_DATA SHOWN:_
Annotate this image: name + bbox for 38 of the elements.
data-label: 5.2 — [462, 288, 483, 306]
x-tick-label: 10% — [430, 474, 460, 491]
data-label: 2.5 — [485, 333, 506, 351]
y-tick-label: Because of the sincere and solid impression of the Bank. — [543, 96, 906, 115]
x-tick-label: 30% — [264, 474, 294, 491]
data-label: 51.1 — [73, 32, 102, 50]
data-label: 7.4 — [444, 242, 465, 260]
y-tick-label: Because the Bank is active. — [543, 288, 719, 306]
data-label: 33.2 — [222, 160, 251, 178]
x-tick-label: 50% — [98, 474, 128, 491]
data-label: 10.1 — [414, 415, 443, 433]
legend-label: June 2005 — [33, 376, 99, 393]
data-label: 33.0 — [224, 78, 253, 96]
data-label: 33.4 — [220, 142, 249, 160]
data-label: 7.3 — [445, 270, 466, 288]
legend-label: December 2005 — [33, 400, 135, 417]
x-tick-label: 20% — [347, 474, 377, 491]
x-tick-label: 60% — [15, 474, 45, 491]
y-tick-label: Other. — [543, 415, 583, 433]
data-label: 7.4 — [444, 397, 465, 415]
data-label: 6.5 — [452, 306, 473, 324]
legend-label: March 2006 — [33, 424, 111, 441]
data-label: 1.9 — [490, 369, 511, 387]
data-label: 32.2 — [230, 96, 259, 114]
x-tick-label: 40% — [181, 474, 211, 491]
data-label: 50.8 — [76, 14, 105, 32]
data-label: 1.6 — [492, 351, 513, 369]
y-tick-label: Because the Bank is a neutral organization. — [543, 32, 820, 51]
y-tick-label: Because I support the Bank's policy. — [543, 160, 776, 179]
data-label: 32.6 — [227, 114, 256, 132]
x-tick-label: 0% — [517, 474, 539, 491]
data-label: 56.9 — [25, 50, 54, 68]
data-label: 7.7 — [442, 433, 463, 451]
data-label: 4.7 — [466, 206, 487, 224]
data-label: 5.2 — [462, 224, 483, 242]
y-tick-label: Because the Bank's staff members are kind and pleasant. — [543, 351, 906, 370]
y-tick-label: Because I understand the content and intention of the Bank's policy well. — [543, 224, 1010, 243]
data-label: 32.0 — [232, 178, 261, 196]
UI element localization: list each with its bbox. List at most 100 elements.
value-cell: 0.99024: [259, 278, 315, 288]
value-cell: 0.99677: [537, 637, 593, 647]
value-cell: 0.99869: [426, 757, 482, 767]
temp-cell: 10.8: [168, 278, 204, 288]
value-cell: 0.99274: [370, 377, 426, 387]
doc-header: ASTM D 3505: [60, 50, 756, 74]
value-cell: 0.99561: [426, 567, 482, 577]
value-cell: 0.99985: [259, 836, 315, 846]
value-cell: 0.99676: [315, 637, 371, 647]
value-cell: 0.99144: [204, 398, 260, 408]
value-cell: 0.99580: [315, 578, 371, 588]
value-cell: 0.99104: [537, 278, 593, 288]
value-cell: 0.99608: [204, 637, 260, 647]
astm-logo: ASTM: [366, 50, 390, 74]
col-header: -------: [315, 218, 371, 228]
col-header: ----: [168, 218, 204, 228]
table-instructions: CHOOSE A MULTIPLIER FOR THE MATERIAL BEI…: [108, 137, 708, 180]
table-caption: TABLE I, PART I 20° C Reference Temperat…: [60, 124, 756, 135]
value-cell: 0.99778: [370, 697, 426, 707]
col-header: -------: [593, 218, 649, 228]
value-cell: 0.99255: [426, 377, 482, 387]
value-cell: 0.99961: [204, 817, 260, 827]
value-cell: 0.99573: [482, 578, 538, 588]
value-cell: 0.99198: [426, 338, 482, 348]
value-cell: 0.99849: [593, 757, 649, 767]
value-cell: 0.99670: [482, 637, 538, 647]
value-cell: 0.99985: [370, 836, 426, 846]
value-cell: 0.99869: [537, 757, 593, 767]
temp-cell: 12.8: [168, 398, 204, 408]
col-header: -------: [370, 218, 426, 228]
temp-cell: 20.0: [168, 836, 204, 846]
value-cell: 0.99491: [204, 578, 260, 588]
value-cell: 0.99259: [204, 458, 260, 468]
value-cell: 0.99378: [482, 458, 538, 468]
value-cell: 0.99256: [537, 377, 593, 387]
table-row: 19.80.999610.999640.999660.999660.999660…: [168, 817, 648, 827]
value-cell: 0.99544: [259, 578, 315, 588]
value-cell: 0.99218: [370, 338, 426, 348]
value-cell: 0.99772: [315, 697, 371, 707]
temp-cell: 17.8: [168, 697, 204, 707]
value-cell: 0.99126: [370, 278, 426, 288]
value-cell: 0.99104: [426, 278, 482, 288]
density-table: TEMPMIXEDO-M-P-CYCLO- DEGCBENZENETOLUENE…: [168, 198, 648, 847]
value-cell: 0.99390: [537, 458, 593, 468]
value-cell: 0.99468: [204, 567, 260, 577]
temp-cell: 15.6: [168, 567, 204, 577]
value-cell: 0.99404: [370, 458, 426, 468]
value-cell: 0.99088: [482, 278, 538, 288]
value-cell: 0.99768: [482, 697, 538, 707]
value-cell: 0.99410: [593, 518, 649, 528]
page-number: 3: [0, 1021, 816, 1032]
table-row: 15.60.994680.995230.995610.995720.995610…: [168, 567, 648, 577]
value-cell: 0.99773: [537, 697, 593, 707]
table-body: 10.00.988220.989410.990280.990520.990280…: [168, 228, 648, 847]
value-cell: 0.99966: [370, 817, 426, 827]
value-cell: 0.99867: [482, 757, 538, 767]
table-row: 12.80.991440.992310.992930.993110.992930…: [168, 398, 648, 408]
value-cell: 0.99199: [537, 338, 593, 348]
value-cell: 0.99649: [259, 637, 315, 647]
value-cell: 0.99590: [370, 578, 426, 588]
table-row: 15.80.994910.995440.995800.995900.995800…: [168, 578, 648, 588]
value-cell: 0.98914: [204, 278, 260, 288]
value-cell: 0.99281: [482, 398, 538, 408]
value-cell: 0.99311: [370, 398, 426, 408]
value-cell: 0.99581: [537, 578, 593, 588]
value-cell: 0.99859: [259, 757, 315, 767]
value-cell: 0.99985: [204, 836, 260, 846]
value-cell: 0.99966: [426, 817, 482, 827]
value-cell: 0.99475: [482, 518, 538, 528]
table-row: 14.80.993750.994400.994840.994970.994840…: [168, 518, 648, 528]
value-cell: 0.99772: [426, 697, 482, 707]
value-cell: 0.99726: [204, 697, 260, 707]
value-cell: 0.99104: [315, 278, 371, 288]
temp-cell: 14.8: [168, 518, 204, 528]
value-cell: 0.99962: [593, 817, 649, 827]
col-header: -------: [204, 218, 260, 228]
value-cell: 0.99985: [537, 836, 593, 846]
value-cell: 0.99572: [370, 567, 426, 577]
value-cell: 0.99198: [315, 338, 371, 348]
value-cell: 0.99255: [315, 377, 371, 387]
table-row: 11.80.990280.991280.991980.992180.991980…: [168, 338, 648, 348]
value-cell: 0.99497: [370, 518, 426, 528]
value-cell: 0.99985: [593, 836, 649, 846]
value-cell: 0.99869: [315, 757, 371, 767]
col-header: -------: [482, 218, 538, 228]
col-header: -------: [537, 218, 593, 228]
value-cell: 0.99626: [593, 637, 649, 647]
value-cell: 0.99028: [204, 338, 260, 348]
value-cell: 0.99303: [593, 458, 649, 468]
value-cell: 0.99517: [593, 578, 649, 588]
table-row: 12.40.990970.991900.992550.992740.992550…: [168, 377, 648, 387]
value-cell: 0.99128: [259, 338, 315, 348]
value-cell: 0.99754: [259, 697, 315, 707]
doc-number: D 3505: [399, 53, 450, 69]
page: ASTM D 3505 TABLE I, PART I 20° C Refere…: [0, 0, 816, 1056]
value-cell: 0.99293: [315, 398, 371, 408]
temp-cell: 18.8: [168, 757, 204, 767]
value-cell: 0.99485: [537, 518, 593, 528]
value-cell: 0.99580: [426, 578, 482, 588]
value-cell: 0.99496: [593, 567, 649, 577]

_PROMPT:_ Quote the records word for word from the start through the line containing "data-label: 4.7 — [466, 206, 487, 224]", including that line.

_RESULT OF THIS TASK:_
Annotate this image: name + bbox for 38 of the elements.
data-label: 5.2 — [462, 288, 483, 306]
x-tick-label: 10% — [430, 474, 460, 491]
data-label: 2.5 — [485, 333, 506, 351]
y-tick-label: Because of the sincere and solid impression of the Bank. — [543, 96, 906, 115]
x-tick-label: 30% — [264, 474, 294, 491]
data-label: 51.1 — [73, 32, 102, 50]
data-label: 7.4 — [444, 242, 465, 260]
y-tick-label: Because the Bank is active. — [543, 288, 719, 306]
data-label: 33.2 — [222, 160, 251, 178]
x-tick-label: 50% — [98, 474, 128, 491]
data-label: 10.1 — [414, 415, 443, 433]
legend-label: June 2005 — [33, 376, 99, 393]
data-label: 33.0 — [224, 78, 253, 96]
data-label: 33.4 — [220, 142, 249, 160]
data-label: 7.3 — [445, 270, 466, 288]
legend-label: December 2005 — [33, 400, 135, 417]
x-tick-label: 20% — [347, 474, 377, 491]
x-tick-label: 60% — [15, 474, 45, 491]
y-tick-label: Other. — [543, 415, 583, 433]
data-label: 7.4 — [444, 397, 465, 415]
data-label: 6.5 — [452, 306, 473, 324]
legend-label: March 2006 — [33, 424, 111, 441]
data-label: 1.9 — [490, 369, 511, 387]
data-label: 32.2 — [230, 96, 259, 114]
x-tick-label: 40% — [181, 474, 211, 491]
data-label: 50.8 — [76, 14, 105, 32]
data-label: 1.6 — [492, 351, 513, 369]
y-tick-label: Because the Bank is a neutral organization. — [543, 32, 820, 51]
y-tick-label: Because I support the Bank's policy. — [543, 160, 776, 179]
data-label: 32.6 — [227, 114, 256, 132]
x-tick-label: 0% — [517, 474, 539, 491]
data-label: 56.9 — [25, 50, 54, 68]
data-label: 7.7 — [442, 433, 463, 451]
data-label: 4.7 — [466, 206, 487, 224]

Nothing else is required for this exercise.